##### EXTRACTED DATA

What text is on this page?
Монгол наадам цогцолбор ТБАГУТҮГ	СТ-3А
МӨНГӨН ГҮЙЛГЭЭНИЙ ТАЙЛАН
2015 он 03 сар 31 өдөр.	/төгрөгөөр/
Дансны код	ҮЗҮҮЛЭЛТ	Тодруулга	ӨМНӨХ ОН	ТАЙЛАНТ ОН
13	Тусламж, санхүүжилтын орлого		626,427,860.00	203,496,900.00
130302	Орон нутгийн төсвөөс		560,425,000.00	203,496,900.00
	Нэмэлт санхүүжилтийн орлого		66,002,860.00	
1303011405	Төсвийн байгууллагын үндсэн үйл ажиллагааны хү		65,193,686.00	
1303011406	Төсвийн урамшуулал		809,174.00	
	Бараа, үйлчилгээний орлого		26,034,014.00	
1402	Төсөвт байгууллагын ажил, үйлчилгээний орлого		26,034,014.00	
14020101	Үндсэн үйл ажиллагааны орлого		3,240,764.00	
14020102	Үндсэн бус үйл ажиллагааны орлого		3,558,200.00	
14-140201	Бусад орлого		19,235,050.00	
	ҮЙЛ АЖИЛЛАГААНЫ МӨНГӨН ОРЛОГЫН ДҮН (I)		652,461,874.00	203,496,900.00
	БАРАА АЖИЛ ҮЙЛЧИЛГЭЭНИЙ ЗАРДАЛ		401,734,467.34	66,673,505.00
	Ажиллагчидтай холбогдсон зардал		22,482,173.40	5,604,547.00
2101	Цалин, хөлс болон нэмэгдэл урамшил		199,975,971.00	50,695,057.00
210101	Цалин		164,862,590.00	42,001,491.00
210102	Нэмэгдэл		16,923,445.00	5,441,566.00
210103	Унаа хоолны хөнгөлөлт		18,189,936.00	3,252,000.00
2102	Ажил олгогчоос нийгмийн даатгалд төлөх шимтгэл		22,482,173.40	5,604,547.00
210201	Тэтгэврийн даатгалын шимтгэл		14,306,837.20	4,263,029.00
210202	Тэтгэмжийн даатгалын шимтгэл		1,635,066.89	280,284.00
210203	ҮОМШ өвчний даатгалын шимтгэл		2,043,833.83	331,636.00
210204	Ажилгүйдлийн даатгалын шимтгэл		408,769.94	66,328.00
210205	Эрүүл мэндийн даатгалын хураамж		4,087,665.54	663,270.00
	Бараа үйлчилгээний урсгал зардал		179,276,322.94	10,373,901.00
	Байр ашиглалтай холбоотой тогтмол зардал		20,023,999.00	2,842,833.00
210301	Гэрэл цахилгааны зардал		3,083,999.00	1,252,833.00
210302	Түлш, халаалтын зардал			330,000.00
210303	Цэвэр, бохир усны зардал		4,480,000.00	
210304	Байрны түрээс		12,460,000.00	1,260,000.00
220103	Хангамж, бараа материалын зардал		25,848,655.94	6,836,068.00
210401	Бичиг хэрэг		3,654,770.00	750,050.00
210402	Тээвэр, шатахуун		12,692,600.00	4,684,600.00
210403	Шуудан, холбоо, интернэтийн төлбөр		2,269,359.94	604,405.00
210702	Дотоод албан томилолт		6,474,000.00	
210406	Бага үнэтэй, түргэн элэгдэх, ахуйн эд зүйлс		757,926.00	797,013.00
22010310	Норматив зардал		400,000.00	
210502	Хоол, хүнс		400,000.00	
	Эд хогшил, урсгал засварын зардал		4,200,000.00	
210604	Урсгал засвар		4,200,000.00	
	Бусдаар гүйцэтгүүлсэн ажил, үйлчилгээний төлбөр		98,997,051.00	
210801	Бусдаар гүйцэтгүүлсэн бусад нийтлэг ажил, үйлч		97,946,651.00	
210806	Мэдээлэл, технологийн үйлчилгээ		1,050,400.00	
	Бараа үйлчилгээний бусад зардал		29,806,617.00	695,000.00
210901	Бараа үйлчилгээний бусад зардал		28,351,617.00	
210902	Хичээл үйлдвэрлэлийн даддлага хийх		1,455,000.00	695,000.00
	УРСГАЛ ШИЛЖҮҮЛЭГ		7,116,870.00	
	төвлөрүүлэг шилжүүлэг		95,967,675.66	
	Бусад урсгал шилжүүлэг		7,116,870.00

##########

Could you reproduce every record above exactly as it appears?

What text is on this page?
Монгол наадам цогцолбор ТБАГУТҮГ	СТ-3А
МӨНГӨН ГҮЙЛГЭЭНИЙ ТАЙЛАН
2015 он 03 сар 31 өдөр.	/төгрөгөөр/
Дансны код	ҮЗҮҮЛЭЛТ	Тодруулга	ӨМНӨХ ОН	ТАЙЛАНТ ОН
13	Тусламж, санхүүжилтын орлого		626,427,860.00	203,496,900.00
130302	Орон нутгийн төсвөөс		560,425,000.00	203,496,900.00
	Нэмэлт санхүүжилтийн орлого		66,002,860.00	
1303011405	Төсвийн байгууллагын үндсэн үйл ажиллагааны хү		65,193,686.00	
1303011406	Төсвийн урамшуулал		809,174.00	
	Бараа, үйлчилгээний орлого		26,034,014.00	
1402	Төсөвт байгууллагын ажил, үйлчилгээний орлого		26,034,014.00	
14020101	Үндсэн үйл ажиллагааны орлого		3,240,764.00	
14020102	Үндсэн бус үйл ажиллагааны орлого		3,558,200.00	
14-140201	Бусад орлого		19,235,050.00	
	ҮЙЛ АЖИЛЛАГААНЫ МӨНГӨН ОРЛОГЫН ДҮН (I)		652,461,874.00	203,496,900.00
	БАРАА АЖИЛ ҮЙЛЧИЛГЭЭНИЙ ЗАРДАЛ		401,734,467.34	66,673,505.00
	Ажиллагчидтай холбогдсон зардал		22,482,173.40	5,604,547.00
2101	Цалин, хөлс болон нэмэгдэл урамшил		199,975,971.00	50,695,057.00
210101	Цалин		164,862,590.00	42,001,491.00
210102	Нэмэгдэл		16,923,445.00	5,441,566.00
210103	Унаа хоолны хөнгөлөлт		18,189,936.00	3,252,000.00
2102	Ажил олгогчоос нийгмийн даатгалд төлөх шимтгэл		22,482,173.40	5,604,547.00
210201	Тэтгэврийн даатгалын шимтгэл		14,306,837.20	4,263,029.00
210202	Тэтгэмжийн даатгалын шимтгэл		1,635,066.89	280,284.00
210203	ҮОМШ өвчний даатгалын шимтгэл		2,043,833.83	331,636.00
210204	Ажилгүйдлийн даатгалын шимтгэл		408,769.94	66,328.00
210205	Эрүүл мэндийн даатгалын хураамж		4,087,665.54	663,270.00
	Бараа үйлчилгээний урсгал зардал		179,276,322.94	10,373,901.00
	Байр ашиглалтай холбоотой тогтмол зардал		20,023,999.00	2,842,833.00
210301	Гэрэл цахилгааны зардал		3,083,999.00	1,252,833.00
210302	Түлш, халаалтын зардал			330,000.00
210303	Цэвэр, бохир усны зардал		4,480,000.00	
210304	Байрны түрээс		12,460,000.00	1,260,000.00
220103	Хангамж, бараа материалын зардал		25,848,655.94	6,836,068.00
210401	Бичиг хэрэг		3,654,770.00	750,050.00
210402	Тээвэр, шатахуун		12,692,600.00	4,684,600.00
210403	Шуудан, холбоо, интернэтийн төлбөр		2,269,359.94	604,405.00
210702	Дотоод албан томилолт		6,474,000.00	
210406	Бага үнэтэй, түргэн элэгдэх, ахуйн эд зүйлс		757,926.00	797,013.00
22010310	Норматив зардал		400,000.00	
210502	Хоол, хүнс		400,000.00	
	Эд хогшил, урсгал засварын зардал		4,200,000.00	
210604	Урсгал засвар		4,200,000.00	
	Бусдаар гүйцэтгүүлсэн ажил, үйлчилгээний төлбөр		98,997,051.00	
210801	Бусдаар гүйцэтгүүлсэн бусад нийтлэг ажил, үйлч		97,946,651.00	
210806	Мэдээлэл, технологийн үйлчилгээ		1,050,400.00	
	Бараа үйлчилгээний бусад зардал		29,806,617.00	695,000.00
210901	Бараа үйлчилгээний бусад зардал		28,351,617.00	
210902	Хичээл үйлдвэрлэлийн даддлага хийх		1,455,000.00	695,000.00
	УРСГАЛ ШИЛЖҮҮЛЭГ		7,116,870.00	
	төвлөрүүлэг шилжүүлэг		95,967,675.66	
	Бусад урсгал шилжүүлэг		7,116,870.00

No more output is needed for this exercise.